[start of Materials provided]

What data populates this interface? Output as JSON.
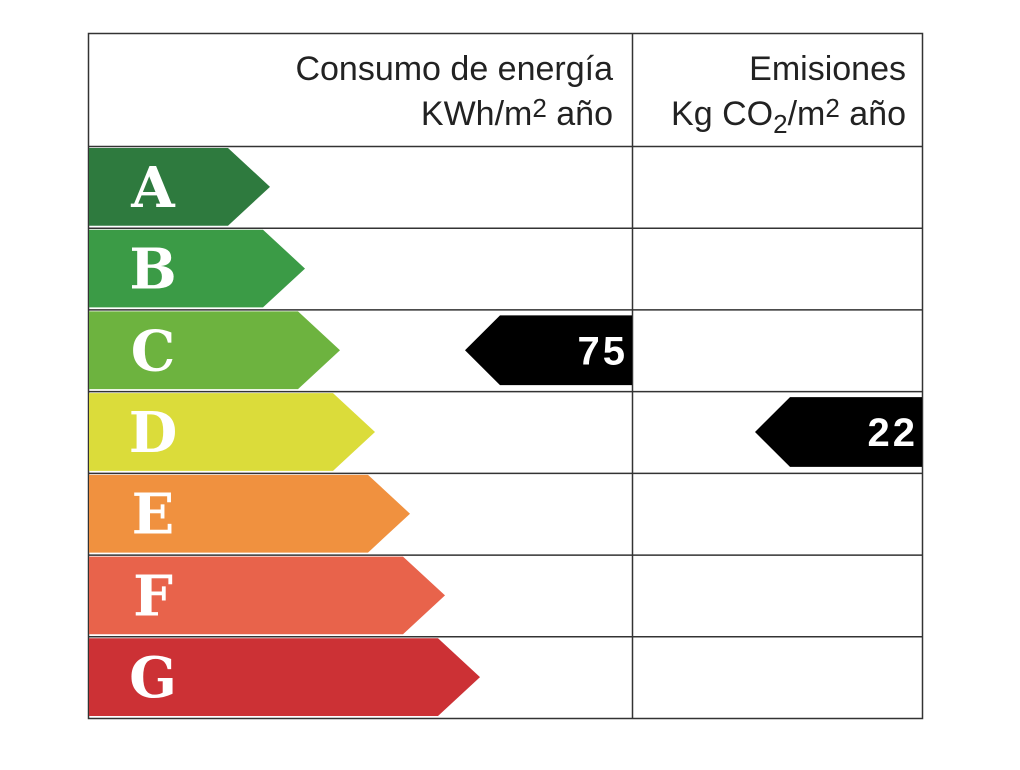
{
  "header": {
    "energy": {
      "line1": "Consumo de energía",
      "line2": [
        "KWh/m",
        "2",
        " año"
      ]
    },
    "emissions": {
      "line1": "Emisiones",
      "line2": [
        "Kg CO",
        "2",
        "/m",
        "2",
        " año"
      ]
    }
  },
  "rows": [
    {
      "letter": "A",
      "color": "#2e7a3e"
    },
    {
      "letter": "B",
      "color": "#3b9b46"
    },
    {
      "letter": "C",
      "color": "#6db33f",
      "energy": 75
    },
    {
      "letter": "D",
      "color": "#dbdc3a",
      "emissions": 22
    },
    {
      "letter": "E",
      "color": "#f0913f"
    },
    {
      "letter": "F",
      "color": "#e8634b"
    },
    {
      "letter": "G",
      "color": "#cc3135"
    }
  ]
}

[end of Materials provided]

* What is required *
Make an exact copy of all entries above, dropping the images.

* Task result *
What data populates this interface? Output as JSON.
{
  "header": {
    "energy": {
      "line1": "Consumo de energía",
      "line2": [
        "KWh/m",
        "2",
        " año"
      ]
    },
    "emissions": {
      "line1": "Emisiones",
      "line2": [
        "Kg CO",
        "2",
        "/m",
        "2",
        " año"
      ]
    }
  },
  "rows": [
    {
      "letter": "A",
      "color": "#2e7a3e"
    },
    {
      "letter": "B",
      "color": "#3b9b46"
    },
    {
      "letter": "C",
      "color": "#6db33f",
      "energy": 75
    },
    {
      "letter": "D",
      "color": "#dbdc3a",
      "emissions": 22
    },
    {
      "letter": "E",
      "color": "#f0913f"
    },
    {
      "letter": "F",
      "color": "#e8634b"
    },
    {
      "letter": "G",
      "color": "#cc3135"
    }
  ]
}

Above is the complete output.